[Records from a data collection]
::::

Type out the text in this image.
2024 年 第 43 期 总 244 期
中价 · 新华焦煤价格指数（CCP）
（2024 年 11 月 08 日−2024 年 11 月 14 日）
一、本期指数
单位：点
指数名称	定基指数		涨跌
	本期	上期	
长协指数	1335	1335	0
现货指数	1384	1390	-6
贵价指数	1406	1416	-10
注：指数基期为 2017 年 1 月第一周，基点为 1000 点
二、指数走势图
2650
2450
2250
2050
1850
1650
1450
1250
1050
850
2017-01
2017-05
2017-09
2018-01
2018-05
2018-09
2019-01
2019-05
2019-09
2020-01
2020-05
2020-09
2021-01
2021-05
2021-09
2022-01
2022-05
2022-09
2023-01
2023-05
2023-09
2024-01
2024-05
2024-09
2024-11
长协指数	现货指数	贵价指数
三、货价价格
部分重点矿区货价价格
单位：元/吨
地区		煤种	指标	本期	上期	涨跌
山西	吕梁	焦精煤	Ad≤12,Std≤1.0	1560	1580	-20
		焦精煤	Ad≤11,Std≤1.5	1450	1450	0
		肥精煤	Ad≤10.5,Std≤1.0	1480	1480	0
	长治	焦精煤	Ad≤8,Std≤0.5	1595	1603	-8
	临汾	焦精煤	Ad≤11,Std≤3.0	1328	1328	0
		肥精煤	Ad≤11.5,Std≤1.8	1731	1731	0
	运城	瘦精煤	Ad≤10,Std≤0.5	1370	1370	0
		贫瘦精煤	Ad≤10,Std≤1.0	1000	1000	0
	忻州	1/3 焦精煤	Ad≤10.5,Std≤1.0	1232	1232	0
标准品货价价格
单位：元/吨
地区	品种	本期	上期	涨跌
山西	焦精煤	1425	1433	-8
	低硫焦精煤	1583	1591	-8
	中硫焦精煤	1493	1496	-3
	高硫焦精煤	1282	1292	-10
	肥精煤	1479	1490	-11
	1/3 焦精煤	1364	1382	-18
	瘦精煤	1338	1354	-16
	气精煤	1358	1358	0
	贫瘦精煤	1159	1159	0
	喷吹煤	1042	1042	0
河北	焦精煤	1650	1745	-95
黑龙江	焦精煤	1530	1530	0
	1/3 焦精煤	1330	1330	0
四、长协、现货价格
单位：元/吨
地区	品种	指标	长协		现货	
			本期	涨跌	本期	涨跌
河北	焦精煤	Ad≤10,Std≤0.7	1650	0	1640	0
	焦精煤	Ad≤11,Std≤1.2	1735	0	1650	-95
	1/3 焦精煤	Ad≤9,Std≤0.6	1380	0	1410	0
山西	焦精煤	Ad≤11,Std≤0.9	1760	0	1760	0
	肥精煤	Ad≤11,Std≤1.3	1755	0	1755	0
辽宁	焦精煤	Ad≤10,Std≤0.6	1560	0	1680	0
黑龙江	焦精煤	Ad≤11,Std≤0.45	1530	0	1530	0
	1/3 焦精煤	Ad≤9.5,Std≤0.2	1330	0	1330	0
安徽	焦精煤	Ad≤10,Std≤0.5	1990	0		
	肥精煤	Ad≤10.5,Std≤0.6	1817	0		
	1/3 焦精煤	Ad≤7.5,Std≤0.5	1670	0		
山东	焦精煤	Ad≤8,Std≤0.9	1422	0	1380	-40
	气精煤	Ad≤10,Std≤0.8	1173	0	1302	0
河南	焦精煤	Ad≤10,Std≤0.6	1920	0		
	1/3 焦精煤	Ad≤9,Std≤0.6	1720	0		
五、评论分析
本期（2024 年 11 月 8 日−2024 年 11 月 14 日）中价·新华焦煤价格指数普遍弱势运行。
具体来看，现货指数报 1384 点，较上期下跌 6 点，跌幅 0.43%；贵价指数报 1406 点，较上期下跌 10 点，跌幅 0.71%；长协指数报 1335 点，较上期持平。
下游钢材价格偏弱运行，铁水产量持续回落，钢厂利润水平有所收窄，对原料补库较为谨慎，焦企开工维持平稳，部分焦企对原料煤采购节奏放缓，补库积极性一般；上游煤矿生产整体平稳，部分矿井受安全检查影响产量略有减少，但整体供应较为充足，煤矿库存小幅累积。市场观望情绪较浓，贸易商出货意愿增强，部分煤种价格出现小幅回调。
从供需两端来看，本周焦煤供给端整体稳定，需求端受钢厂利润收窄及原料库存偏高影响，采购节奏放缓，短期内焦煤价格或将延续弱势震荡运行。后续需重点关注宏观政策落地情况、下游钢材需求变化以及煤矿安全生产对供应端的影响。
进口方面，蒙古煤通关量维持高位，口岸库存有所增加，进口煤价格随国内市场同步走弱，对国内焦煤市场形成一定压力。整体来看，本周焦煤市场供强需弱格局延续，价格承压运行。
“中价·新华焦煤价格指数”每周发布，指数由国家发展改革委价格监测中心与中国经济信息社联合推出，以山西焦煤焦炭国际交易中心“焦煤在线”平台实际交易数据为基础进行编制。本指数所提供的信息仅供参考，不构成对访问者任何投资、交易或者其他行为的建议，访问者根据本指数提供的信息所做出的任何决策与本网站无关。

::::

[DIRECTION]: Quote every entry exactly.

[OUTPUT]:
Type out the text in this image.
2024 年 第 43 期 总 244 期
中价 · 新华焦煤价格指数（CCP）
（2024 年 11 月 08 日−2024 年 11 月 14 日）
一、本期指数
单位：点
指数名称	定基指数		涨跌
	本期	上期	
长协指数	1335	1335	0
现货指数	1384	1390	-6
贵价指数	1406	1416	-10
注：指数基期为 2017 年 1 月第一周，基点为 1000 点
二、指数走势图
2650
2450
2250
2050
1850
1650
1450
1250
1050
850
2017-01
2017-05
2017-09
2018-01
2018-05
2018-09
2019-01
2019-05
2019-09
2020-01
2020-05
2020-09
2021-01
2021-05
2021-09
2022-01
2022-05
2022-09
2023-01
2023-05
2023-09
2024-01
2024-05
2024-09
2024-11
长协指数	现货指数	贵价指数
三、货价价格
部分重点矿区货价价格
单位：元/吨
地区		煤种	指标	本期	上期	涨跌
山西	吕梁	焦精煤	Ad≤12,Std≤1.0	1560	1580	-20
		焦精煤	Ad≤11,Std≤1.5	1450	1450	0
		肥精煤	Ad≤10.5,Std≤1.0	1480	1480	0
	长治	焦精煤	Ad≤8,Std≤0.5	1595	1603	-8
	临汾	焦精煤	Ad≤11,Std≤3.0	1328	1328	0
		肥精煤	Ad≤11.5,Std≤1.8	1731	1731	0
	运城	瘦精煤	Ad≤10,Std≤0.5	1370	1370	0
		贫瘦精煤	Ad≤10,Std≤1.0	1000	1000	0
	忻州	1/3 焦精煤	Ad≤10.5,Std≤1.0	1232	1232	0
标准品货价价格
单位：元/吨
地区	品种	本期	上期	涨跌
山西	焦精煤	1425	1433	-8
	低硫焦精煤	1583	1591	-8
	中硫焦精煤	1493	1496	-3
	高硫焦精煤	1282	1292	-10
	肥精煤	1479	1490	-11
	1/3 焦精煤	1364	1382	-18
	瘦精煤	1338	1354	-16
	气精煤	1358	1358	0
	贫瘦精煤	1159	1159	0
	喷吹煤	1042	1042	0
河北	焦精煤	1650	1745	-95
黑龙江	焦精煤	1530	1530	0
	1/3 焦精煤	1330	1330	0
四、长协、现货价格
单位：元/吨
地区	品种	指标	长协		现货	
			本期	涨跌	本期	涨跌
河北	焦精煤	Ad≤10,Std≤0.7	1650	0	1640	0
	焦精煤	Ad≤11,Std≤1.2	1735	0	1650	-95
	1/3 焦精煤	Ad≤9,Std≤0.6	1380	0	1410	0
山西	焦精煤	Ad≤11,Std≤0.9	1760	0	1760	0
	肥精煤	Ad≤11,Std≤1.3	1755	0	1755	0
辽宁	焦精煤	Ad≤10,Std≤0.6	1560	0	1680	0
黑龙江	焦精煤	Ad≤11,Std≤0.45	1530	0	1530	0
	1/3 焦精煤	Ad≤9.5,Std≤0.2	1330	0	1330	0
安徽	焦精煤	Ad≤10,Std≤0.5	1990	0		
	肥精煤	Ad≤10.5,Std≤0.6	1817	0		
	1/3 焦精煤	Ad≤7.5,Std≤0.5	1670	0		
山东	焦精煤	Ad≤8,Std≤0.9	1422	0	1380	-40
	气精煤	Ad≤10,Std≤0.8	1173	0	1302	0
河南	焦精煤	Ad≤10,Std≤0.6	1920	0		
	1/3 焦精煤	Ad≤9,Std≤0.6	1720	0		
五、评论分析
本期（2024 年 11 月 8 日−2024 年 11 月 14 日）中价·新华焦煤价格指数普遍弱势运行。
具体来看，现货指数报 1384 点，较上期下跌 6 点，跌幅 0.43%；贵价指数报 1406 点，较上期下跌 10 点，跌幅 0.71%；长协指数报 1335 点，较上期持平。
下游钢材价格偏弱运行，铁水产量持续回落，钢厂利润水平有所收窄，对原料补库较为谨慎，焦企开工维持平稳，部分焦企对原料煤采购节奏放缓，补库积极性一般；上游煤矿生产整体平稳，部分矿井受安全检查影响产量略有减少，但整体供应较为充足，煤矿库存小幅累积。市场观望情绪较浓，贸易商出货意愿增强，部分煤种价格出现小幅回调。
从供需两端来看，本周焦煤供给端整体稳定，需求端受钢厂利润收窄及原料库存偏高影响，采购节奏放缓，短期内焦煤价格或将延续弱势震荡运行。后续需重点关注宏观政策落地情况、下游钢材需求变化以及煤矿安全生产对供应端的影响。
进口方面，蒙古煤通关量维持高位，口岸库存有所增加，进口煤价格随国内市场同步走弱，对国内焦煤市场形成一定压力。整体来看，本周焦煤市场供强需弱格局延续，价格承压运行。
“中价·新华焦煤价格指数”每周发布，指数由国家发展改革委价格监测中心与中国经济信息社联合推出，以山西焦煤焦炭国际交易中心“焦煤在线”平台实际交易数据为基础进行编制。本指数所提供的信息仅供参考，不构成对访问者任何投资、交易或者其他行为的建议，访问者根据本指数提供的信息所做出的任何决策与本网站无关。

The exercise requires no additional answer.